What you should do ▸ Transcribe the data in full and exactly, omitting any pictures.

━━━━━ Listed entries ━━━━━

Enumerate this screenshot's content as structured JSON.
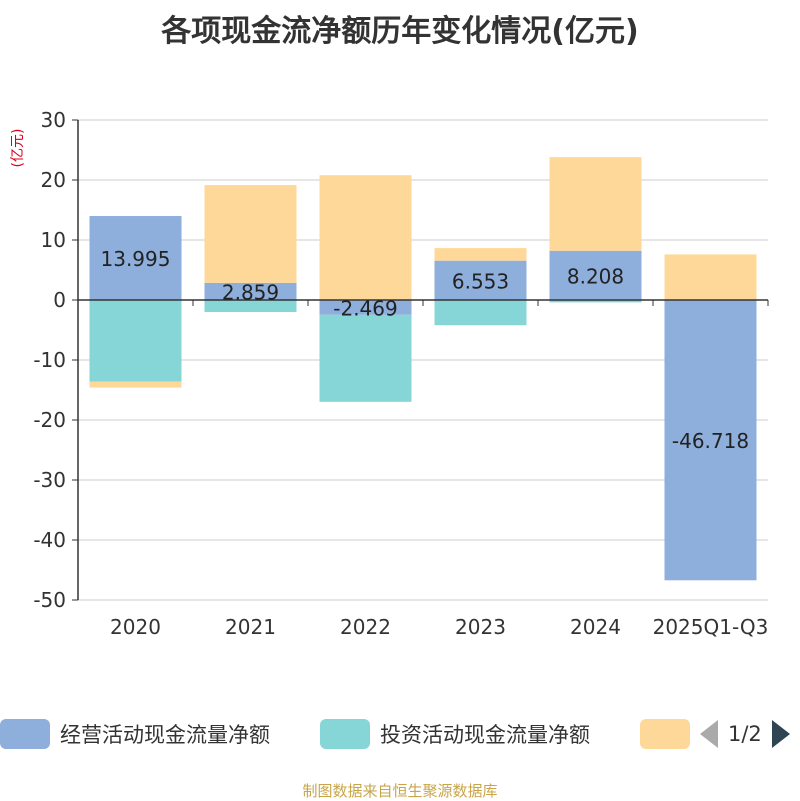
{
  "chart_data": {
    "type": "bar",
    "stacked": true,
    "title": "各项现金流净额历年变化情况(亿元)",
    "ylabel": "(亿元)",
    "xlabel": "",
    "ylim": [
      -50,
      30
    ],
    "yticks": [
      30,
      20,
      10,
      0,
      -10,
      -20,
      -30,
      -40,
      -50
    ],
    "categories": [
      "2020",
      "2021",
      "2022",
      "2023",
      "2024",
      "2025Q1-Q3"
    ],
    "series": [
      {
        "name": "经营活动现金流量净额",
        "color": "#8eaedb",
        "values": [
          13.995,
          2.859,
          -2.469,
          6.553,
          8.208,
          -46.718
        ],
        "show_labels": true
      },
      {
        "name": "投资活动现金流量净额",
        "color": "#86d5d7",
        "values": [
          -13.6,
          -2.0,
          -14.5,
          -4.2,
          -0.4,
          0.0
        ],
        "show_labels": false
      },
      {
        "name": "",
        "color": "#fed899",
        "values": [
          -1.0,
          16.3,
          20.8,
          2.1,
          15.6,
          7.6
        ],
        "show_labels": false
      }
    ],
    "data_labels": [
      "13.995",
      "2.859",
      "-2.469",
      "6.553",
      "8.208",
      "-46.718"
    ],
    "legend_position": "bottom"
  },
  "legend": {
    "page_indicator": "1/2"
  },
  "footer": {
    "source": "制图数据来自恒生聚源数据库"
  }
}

━━━━━

Solution for this task ▸
Enumerate this screenshot's content as structured JSON.
{
  "chart_data": {
    "type": "bar",
    "stacked": true,
    "title": "各项现金流净额历年变化情况(亿元)",
    "ylabel": "(亿元)",
    "xlabel": "",
    "ylim": [
      -50,
      30
    ],
    "yticks": [
      30,
      20,
      10,
      0,
      -10,
      -20,
      -30,
      -40,
      -50
    ],
    "categories": [
      "2020",
      "2021",
      "2022",
      "2023",
      "2024",
      "2025Q1-Q3"
    ],
    "series": [
      {
        "name": "经营活动现金流量净额",
        "color": "#8eaedb",
        "values": [
          13.995,
          2.859,
          -2.469,
          6.553,
          8.208,
          -46.718
        ],
        "show_labels": true
      },
      {
        "name": "投资活动现金流量净额",
        "color": "#86d5d7",
        "values": [
          -13.6,
          -2.0,
          -14.5,
          -4.2,
          -0.4,
          0.0
        ],
        "show_labels": false
      },
      {
        "name": "",
        "color": "#fed899",
        "values": [
          -1.0,
          16.3,
          20.8,
          2.1,
          15.6,
          7.6
        ],
        "show_labels": false
      }
    ],
    "data_labels": [
      "13.995",
      "2.859",
      "-2.469",
      "6.553",
      "8.208",
      "-46.718"
    ],
    "legend_position": "bottom"
  },
  "legend": {
    "page_indicator": "1/2"
  },
  "footer": {
    "source": "制图数据来自恒生聚源数据库"
  }
}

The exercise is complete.